DATA IN THIS EXERCISE →
——

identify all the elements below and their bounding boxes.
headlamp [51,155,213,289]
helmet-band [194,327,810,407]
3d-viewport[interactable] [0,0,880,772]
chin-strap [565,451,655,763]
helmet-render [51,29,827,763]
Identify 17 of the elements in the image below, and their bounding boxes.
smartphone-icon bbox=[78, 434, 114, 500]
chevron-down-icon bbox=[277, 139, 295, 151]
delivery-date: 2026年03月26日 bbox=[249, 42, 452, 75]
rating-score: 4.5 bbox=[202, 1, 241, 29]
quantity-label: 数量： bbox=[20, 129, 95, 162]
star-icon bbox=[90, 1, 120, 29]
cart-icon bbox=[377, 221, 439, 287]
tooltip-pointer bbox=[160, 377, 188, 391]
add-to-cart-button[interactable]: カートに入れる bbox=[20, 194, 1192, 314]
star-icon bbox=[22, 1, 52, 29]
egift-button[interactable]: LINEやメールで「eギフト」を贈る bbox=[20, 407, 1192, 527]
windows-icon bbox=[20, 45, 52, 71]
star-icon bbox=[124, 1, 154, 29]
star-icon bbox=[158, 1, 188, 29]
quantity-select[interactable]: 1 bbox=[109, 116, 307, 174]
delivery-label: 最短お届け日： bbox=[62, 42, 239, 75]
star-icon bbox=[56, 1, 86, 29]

——

OBJECTIVE → Copy every line above verbatim.

CORRECT RESULT →
identify all the elements below and their bounding boxes.
headlamp [51,155,213,289]
helmet-band [194,327,810,407]
3d-viewport[interactable] [0,0,880,772]
chin-strap [565,451,655,763]
helmet-render [51,29,827,763]
Identify 17 of the elements in the image below, and their bounding boxes.
smartphone-icon bbox=[78, 434, 114, 500]
chevron-down-icon bbox=[277, 139, 295, 151]
delivery-date: 2026年03月26日 bbox=[249, 42, 452, 75]
rating-score: 4.5 bbox=[202, 1, 241, 29]
quantity-label: 数量： bbox=[20, 129, 95, 162]
star-icon bbox=[90, 1, 120, 29]
cart-icon bbox=[377, 221, 439, 287]
tooltip-pointer bbox=[160, 377, 188, 391]
add-to-cart-button[interactable]: カートに入れる bbox=[20, 194, 1192, 314]
star-icon bbox=[22, 1, 52, 29]
egift-button[interactable]: LINEやメールで「eギフト」を贈る bbox=[20, 407, 1192, 527]
windows-icon bbox=[20, 45, 52, 71]
star-icon bbox=[124, 1, 154, 29]
star-icon bbox=[158, 1, 188, 29]
quantity-select[interactable]: 1 bbox=[109, 116, 307, 174]
delivery-label: 最短お届け日： bbox=[62, 42, 239, 75]
star-icon bbox=[56, 1, 86, 29]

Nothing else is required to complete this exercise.